▶ _Problem to work on_
Give every entry again, word for word.

** START OF Supplied material **

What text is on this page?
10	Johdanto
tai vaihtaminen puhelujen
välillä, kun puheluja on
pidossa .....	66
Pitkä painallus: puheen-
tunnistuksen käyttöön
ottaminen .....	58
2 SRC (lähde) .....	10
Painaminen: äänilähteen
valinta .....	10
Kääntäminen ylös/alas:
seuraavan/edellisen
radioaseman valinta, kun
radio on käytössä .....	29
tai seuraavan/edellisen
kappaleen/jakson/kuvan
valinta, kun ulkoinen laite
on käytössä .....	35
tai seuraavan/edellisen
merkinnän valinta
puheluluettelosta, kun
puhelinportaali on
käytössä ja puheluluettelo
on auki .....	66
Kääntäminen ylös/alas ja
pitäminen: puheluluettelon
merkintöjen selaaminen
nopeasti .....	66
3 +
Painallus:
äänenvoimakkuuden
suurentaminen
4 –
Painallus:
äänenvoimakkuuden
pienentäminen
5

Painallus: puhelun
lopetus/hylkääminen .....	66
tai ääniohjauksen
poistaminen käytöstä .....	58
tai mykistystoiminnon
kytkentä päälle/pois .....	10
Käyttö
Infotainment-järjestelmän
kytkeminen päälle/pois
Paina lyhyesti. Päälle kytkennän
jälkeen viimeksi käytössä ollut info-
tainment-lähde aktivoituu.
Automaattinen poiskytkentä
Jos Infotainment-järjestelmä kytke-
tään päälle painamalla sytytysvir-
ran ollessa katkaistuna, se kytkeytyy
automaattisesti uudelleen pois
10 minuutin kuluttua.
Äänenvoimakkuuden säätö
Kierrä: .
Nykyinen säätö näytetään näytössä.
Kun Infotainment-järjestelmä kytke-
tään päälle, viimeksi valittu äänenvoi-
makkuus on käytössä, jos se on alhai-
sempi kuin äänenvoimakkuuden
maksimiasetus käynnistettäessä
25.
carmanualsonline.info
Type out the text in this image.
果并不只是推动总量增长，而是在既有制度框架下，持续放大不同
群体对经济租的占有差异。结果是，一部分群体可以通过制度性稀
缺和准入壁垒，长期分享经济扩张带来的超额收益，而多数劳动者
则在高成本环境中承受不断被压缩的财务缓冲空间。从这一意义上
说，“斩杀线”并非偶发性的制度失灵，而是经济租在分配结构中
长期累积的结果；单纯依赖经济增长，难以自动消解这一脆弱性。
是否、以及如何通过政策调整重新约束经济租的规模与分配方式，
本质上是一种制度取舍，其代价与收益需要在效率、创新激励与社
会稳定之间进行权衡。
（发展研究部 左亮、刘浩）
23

** END OF Supplied material **

▶ _Task response_
What text is on this page?
10	Johdanto
tai vaihtaminen puhelujen
välillä, kun puheluja on
pidossa .....	66
Pitkä painallus: puheen-
tunnistuksen käyttöön
ottaminen .....	58
2 SRC (lähde) .....	10
Painaminen: äänilähteen
valinta .....	10
Kääntäminen ylös/alas:
seuraavan/edellisen
radioaseman valinta, kun
radio on käytössä .....	29
tai seuraavan/edellisen
kappaleen/jakson/kuvan
valinta, kun ulkoinen laite
on käytössä .....	35
tai seuraavan/edellisen
merkinnän valinta
puheluluettelosta, kun
puhelinportaali on
käytössä ja puheluluettelo
on auki .....	66
Kääntäminen ylös/alas ja
pitäminen: puheluluettelon
merkintöjen selaaminen
nopeasti .....	66
3 +
Painallus:
äänenvoimakkuuden
suurentaminen
4 –
Painallus:
äänenvoimakkuuden
pienentäminen
5

Painallus: puhelun
lopetus/hylkääminen .....	66
tai ääniohjauksen
poistaminen käytöstä .....	58
tai mykistystoiminnon
kytkentä päälle/pois .....	10
Käyttö
Infotainment-järjestelmän
kytkeminen päälle/pois
Paina lyhyesti. Päälle kytkennän
jälkeen viimeksi käytössä ollut info-
tainment-lähde aktivoituu.
Automaattinen poiskytkentä
Jos Infotainment-järjestelmä kytke-
tään päälle painamalla sytytysvir-
ran ollessa katkaistuna, se kytkeytyy
automaattisesti uudelleen pois
10 minuutin kuluttua.
Äänenvoimakkuuden säätö
Kierrä: .
Nykyinen säätö näytetään näytössä.
Kun Infotainment-järjestelmä kytke-
tään päälle, viimeksi valittu äänenvoi-
makkuus on käytössä, jos se on alhai-
sempi kuin äänenvoimakkuuden
maksimiasetus käynnistettäessä
25.
carmanualsonline.info
Type out the text in this image.
果并不只是推动总量增长，而是在既有制度框架下，持续放大不同
群体对经济租的占有差异。结果是，一部分群体可以通过制度性稀
缺和准入壁垒，长期分享经济扩张带来的超额收益，而多数劳动者
则在高成本环境中承受不断被压缩的财务缓冲空间。从这一意义上
说，“斩杀线”并非偶发性的制度失灵，而是经济租在分配结构中
长期累积的结果；单纯依赖经济增长，难以自动消解这一脆弱性。
是否、以及如何通过政策调整重新约束经济租的规模与分配方式，
本质上是一种制度取舍，其代价与收益需要在效率、创新激励与社
会稳定之间进行权衡。
（发展研究部 左亮、刘浩）
23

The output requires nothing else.